* begin DATA SUPPLIED *

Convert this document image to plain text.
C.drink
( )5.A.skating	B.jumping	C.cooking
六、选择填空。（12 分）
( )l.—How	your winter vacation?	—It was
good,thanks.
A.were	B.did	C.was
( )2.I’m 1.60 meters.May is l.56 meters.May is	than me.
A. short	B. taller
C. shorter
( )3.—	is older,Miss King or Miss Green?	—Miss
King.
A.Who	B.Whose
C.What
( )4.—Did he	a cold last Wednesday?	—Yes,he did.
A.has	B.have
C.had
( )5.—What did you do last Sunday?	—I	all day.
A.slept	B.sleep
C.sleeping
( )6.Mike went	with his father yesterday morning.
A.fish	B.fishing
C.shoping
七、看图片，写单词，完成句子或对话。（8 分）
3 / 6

* end DATA SUPPLIED *
* begin DATA SUPPLIED *

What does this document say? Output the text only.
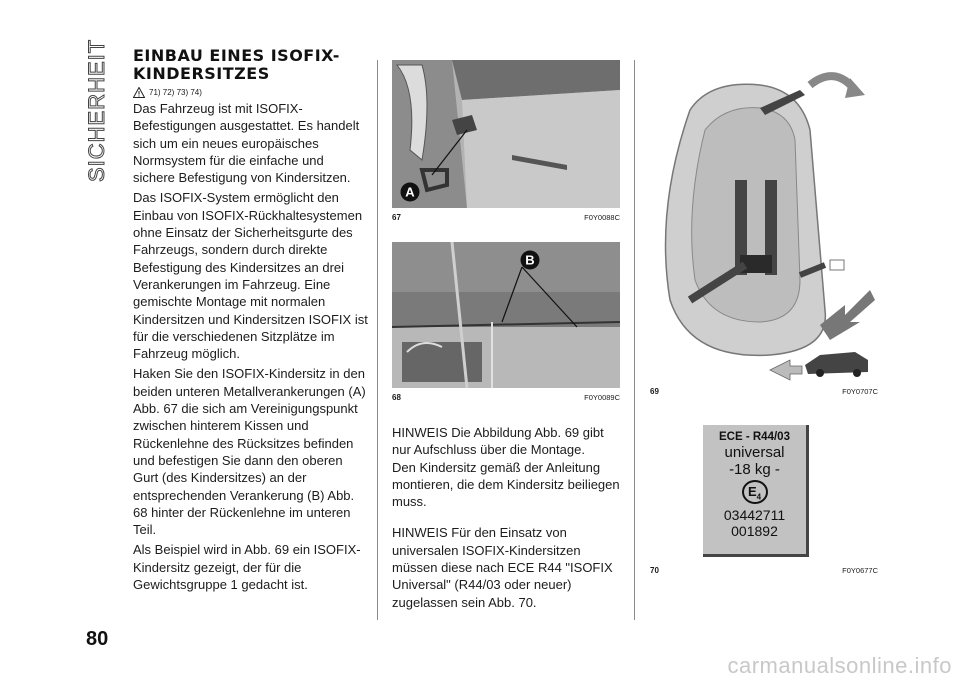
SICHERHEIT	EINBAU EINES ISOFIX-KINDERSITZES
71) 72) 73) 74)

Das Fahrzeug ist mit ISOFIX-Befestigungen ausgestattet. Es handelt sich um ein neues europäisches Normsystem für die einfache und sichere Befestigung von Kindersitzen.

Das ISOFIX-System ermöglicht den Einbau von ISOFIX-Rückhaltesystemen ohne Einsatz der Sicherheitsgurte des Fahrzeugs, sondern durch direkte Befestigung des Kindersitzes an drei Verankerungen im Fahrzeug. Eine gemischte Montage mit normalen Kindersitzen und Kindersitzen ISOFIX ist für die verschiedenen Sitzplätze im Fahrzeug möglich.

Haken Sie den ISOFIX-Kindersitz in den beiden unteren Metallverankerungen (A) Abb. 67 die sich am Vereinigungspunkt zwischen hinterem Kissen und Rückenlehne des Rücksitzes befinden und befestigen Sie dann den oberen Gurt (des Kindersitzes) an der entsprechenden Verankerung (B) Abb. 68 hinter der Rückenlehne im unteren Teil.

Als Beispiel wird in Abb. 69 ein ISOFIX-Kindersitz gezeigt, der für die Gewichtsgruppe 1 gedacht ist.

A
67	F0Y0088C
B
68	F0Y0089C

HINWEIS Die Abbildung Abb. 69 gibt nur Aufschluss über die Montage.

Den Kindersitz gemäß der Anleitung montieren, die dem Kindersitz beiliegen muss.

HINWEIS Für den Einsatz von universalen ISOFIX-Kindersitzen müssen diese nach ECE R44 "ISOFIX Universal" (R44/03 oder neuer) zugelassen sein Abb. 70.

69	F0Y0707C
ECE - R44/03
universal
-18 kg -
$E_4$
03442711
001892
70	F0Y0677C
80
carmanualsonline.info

* end DATA SUPPLIED *

**TASK INSTRUCTIONS**
Spot every line that holds "this" and copy it.

**RESULT**
Convert this document image to plain text.
What does this document say? Output the text only.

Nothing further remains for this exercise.